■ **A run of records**

● ● ● ●

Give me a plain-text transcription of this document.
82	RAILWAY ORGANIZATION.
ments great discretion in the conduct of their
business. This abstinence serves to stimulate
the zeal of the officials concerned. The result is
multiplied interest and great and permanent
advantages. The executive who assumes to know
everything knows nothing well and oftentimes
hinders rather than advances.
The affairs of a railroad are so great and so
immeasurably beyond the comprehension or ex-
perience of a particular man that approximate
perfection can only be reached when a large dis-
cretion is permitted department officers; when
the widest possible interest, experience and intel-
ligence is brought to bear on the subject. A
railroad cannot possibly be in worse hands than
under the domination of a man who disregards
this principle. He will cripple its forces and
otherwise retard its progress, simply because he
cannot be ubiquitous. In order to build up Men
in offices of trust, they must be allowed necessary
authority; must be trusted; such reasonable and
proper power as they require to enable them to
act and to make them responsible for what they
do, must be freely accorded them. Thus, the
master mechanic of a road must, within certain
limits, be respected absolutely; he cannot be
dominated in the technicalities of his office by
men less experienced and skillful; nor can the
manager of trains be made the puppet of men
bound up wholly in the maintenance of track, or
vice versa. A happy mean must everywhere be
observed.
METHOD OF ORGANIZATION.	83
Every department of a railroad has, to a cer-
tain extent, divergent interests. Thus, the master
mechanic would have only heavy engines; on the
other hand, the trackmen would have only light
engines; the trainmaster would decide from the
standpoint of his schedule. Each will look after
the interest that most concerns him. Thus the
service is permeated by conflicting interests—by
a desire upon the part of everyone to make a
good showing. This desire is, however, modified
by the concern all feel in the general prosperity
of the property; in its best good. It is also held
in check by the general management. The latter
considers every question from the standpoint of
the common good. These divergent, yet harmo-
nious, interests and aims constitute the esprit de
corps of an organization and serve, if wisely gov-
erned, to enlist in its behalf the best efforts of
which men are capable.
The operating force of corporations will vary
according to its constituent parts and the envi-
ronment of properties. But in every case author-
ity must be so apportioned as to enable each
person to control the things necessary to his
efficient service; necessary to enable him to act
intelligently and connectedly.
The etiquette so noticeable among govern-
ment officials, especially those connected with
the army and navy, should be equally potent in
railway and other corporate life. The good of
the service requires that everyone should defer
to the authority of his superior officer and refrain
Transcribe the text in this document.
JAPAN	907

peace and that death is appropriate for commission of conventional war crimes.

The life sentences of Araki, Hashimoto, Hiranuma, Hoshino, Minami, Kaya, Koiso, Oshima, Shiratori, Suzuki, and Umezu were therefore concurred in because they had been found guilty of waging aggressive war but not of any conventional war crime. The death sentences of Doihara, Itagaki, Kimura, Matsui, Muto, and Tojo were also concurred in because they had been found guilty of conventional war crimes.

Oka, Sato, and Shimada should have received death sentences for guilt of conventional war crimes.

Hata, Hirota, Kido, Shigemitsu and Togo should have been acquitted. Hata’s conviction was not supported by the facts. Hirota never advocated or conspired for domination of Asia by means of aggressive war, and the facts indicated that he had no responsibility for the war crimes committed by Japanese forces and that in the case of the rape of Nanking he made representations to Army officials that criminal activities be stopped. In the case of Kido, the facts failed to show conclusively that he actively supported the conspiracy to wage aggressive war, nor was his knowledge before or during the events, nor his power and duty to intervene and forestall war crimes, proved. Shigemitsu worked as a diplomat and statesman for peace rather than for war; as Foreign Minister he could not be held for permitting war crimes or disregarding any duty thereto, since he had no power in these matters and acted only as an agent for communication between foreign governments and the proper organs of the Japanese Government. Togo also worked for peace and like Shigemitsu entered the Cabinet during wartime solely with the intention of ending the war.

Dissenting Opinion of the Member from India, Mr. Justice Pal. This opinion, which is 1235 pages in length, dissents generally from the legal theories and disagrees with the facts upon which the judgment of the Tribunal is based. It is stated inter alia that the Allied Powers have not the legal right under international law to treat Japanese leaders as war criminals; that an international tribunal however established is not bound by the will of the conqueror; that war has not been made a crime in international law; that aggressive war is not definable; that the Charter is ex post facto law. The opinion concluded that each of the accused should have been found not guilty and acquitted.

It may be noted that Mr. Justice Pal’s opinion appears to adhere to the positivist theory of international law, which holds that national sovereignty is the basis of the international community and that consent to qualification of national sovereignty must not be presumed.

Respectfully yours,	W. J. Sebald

● ● ● ●

■ **PROBLEM TO WORK ON**
Produce a verbatim transcription of the entries above.

■ **FINAL RESULT**
Give me a plain-text transcription of this document.
82	RAILWAY ORGANIZATION.
ments great discretion in the conduct of their
business. This abstinence serves to stimulate
the zeal of the officials concerned. The result is
multiplied interest and great and permanent
advantages. The executive who assumes to know
everything knows nothing well and oftentimes
hinders rather than advances.
The affairs of a railroad are so great and so
immeasurably beyond the comprehension or ex-
perience of a particular man that approximate
perfection can only be reached when a large dis-
cretion is permitted department officers; when
the widest possible interest, experience and intel-
ligence is brought to bear on the subject. A
railroad cannot possibly be in worse hands than
under the domination of a man who disregards
this principle. He will cripple its forces and
otherwise retard its progress, simply because he
cannot be ubiquitous. In order to build up Men
in offices of trust, they must be allowed necessary
authority; must be trusted; such reasonable and
proper power as they require to enable them to
act and to make them responsible for what they
do, must be freely accorded them. Thus, the
master mechanic of a road must, within certain
limits, be respected absolutely; he cannot be
dominated in the technicalities of his office by
men less experienced and skillful; nor can the
manager of trains be made the puppet of men
bound up wholly in the maintenance of track, or
vice versa. A happy mean must everywhere be
observed.
METHOD OF ORGANIZATION.	83
Every department of a railroad has, to a cer-
tain extent, divergent interests. Thus, the master
mechanic would have only heavy engines; on the
other hand, the trackmen would have only light
engines; the trainmaster would decide from the
standpoint of his schedule. Each will look after
the interest that most concerns him. Thus the
service is permeated by conflicting interests—by
a desire upon the part of everyone to make a
good showing. This desire is, however, modified
by the concern all feel in the general prosperity
of the property; in its best good. It is also held
in check by the general management. The latter
considers every question from the standpoint of
the common good. These divergent, yet harmo-
nious, interests and aims constitute the esprit de
corps of an organization and serve, if wisely gov-
erned, to enlist in its behalf the best efforts of
which men are capable.
The operating force of corporations will vary
according to its constituent parts and the envi-
ronment of properties. But in every case author-
ity must be so apportioned as to enable each
person to control the things necessary to his
efficient service; necessary to enable him to act
intelligently and connectedly.
The etiquette so noticeable among govern-
ment officials, especially those connected with
the army and navy, should be equally potent in
railway and other corporate life. The good of
the service requires that everyone should defer
to the authority of his superior officer and refrain
Transcribe the text in this document.
JAPAN	907

peace and that death is appropriate for commission of conventional war crimes.

The life sentences of Araki, Hashimoto, Hiranuma, Hoshino, Minami, Kaya, Koiso, Oshima, Shiratori, Suzuki, and Umezu were therefore concurred in because they had been found guilty of waging aggressive war but not of any conventional war crime. The death sentences of Doihara, Itagaki, Kimura, Matsui, Muto, and Tojo were also concurred in because they had been found guilty of conventional war crimes.

Oka, Sato, and Shimada should have received death sentences for guilt of conventional war crimes.

Hata, Hirota, Kido, Shigemitsu and Togo should have been acquitted. Hata’s conviction was not supported by the facts. Hirota never advocated or conspired for domination of Asia by means of aggressive war, and the facts indicated that he had no responsibility for the war crimes committed by Japanese forces and that in the case of the rape of Nanking he made representations to Army officials that criminal activities be stopped. In the case of Kido, the facts failed to show conclusively that he actively supported the conspiracy to wage aggressive war, nor was his knowledge before or during the events, nor his power and duty to intervene and forestall war crimes, proved. Shigemitsu worked as a diplomat and statesman for peace rather than for war; as Foreign Minister he could not be held for permitting war crimes or disregarding any duty thereto, since he had no power in these matters and acted only as an agent for communication between foreign governments and the proper organs of the Japanese Government. Togo also worked for peace and like Shigemitsu entered the Cabinet during wartime solely with the intention of ending the war.

Dissenting Opinion of the Member from India, Mr. Justice Pal. This opinion, which is 1235 pages in length, dissents generally from the legal theories and disagrees with the facts upon which the judgment of the Tribunal is based. It is stated inter alia that the Allied Powers have not the legal right under international law to treat Japanese leaders as war criminals; that an international tribunal however established is not bound by the will of the conqueror; that war has not been made a crime in international law; that aggressive war is not definable; that the Charter is ex post facto law. The opinion concluded that each of the accused should have been found not guilty and acquitted.

It may be noted that Mr. Justice Pal’s opinion appears to adhere to the positivist theory of international law, which holds that national sovereignty is the basis of the international community and that consent to qualification of national sovereignty must not be presumed.

Respectfully yours,	W. J. Sebald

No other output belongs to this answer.